What is being asked –
Extract the complete listing and repeat it word for word.

Given records –
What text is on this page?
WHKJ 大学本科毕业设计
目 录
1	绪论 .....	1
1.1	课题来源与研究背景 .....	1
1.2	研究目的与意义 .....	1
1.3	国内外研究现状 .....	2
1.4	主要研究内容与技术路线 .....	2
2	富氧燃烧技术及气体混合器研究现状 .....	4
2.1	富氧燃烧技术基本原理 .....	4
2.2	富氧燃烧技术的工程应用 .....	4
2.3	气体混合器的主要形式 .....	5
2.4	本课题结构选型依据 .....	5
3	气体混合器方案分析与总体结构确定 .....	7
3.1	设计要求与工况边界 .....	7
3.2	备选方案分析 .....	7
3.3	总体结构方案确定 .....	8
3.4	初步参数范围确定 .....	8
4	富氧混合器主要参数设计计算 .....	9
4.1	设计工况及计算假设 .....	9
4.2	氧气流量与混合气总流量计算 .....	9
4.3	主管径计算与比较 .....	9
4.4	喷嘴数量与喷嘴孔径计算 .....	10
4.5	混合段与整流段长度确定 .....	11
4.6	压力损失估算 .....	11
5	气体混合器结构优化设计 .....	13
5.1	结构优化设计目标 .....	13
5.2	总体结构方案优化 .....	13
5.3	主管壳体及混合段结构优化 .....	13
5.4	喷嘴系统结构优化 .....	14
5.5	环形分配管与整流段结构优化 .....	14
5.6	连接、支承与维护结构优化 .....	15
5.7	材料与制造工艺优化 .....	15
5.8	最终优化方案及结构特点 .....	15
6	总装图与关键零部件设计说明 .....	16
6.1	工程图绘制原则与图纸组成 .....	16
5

Final result –
What text is on this page?
WHKJ 大学本科毕业设计
目 录
1	绪论 .....	1
1.1	课题来源与研究背景 .....	1
1.2	研究目的与意义 .....	1
1.3	国内外研究现状 .....	2
1.4	主要研究内容与技术路线 .....	2
2	富氧燃烧技术及气体混合器研究现状 .....	4
2.1	富氧燃烧技术基本原理 .....	4
2.2	富氧燃烧技术的工程应用 .....	4
2.3	气体混合器的主要形式 .....	5
2.4	本课题结构选型依据 .....	5
3	气体混合器方案分析与总体结构确定 .....	7
3.1	设计要求与工况边界 .....	7
3.2	备选方案分析 .....	7
3.3	总体结构方案确定 .....	8
3.4	初步参数范围确定 .....	8
4	富氧混合器主要参数设计计算 .....	9
4.1	设计工况及计算假设 .....	9
4.2	氧气流量与混合气总流量计算 .....	9
4.3	主管径计算与比较 .....	9
4.4	喷嘴数量与喷嘴孔径计算 .....	10
4.5	混合段与整流段长度确定 .....	11
4.6	压力损失估算 .....	11
5	气体混合器结构优化设计 .....	13
5.1	结构优化设计目标 .....	13
5.2	总体结构方案优化 .....	13
5.3	主管壳体及混合段结构优化 .....	13
5.4	喷嘴系统结构优化 .....	14
5.5	环形分配管与整流段结构优化 .....	14
5.6	连接、支承与维护结构优化 .....	15
5.7	材料与制造工艺优化 .....	15
5.8	最终优化方案及结构特点 .....	15
6	总装图与关键零部件设计说明 .....	16
6.1	工程图绘制原则与图纸组成 .....	16
5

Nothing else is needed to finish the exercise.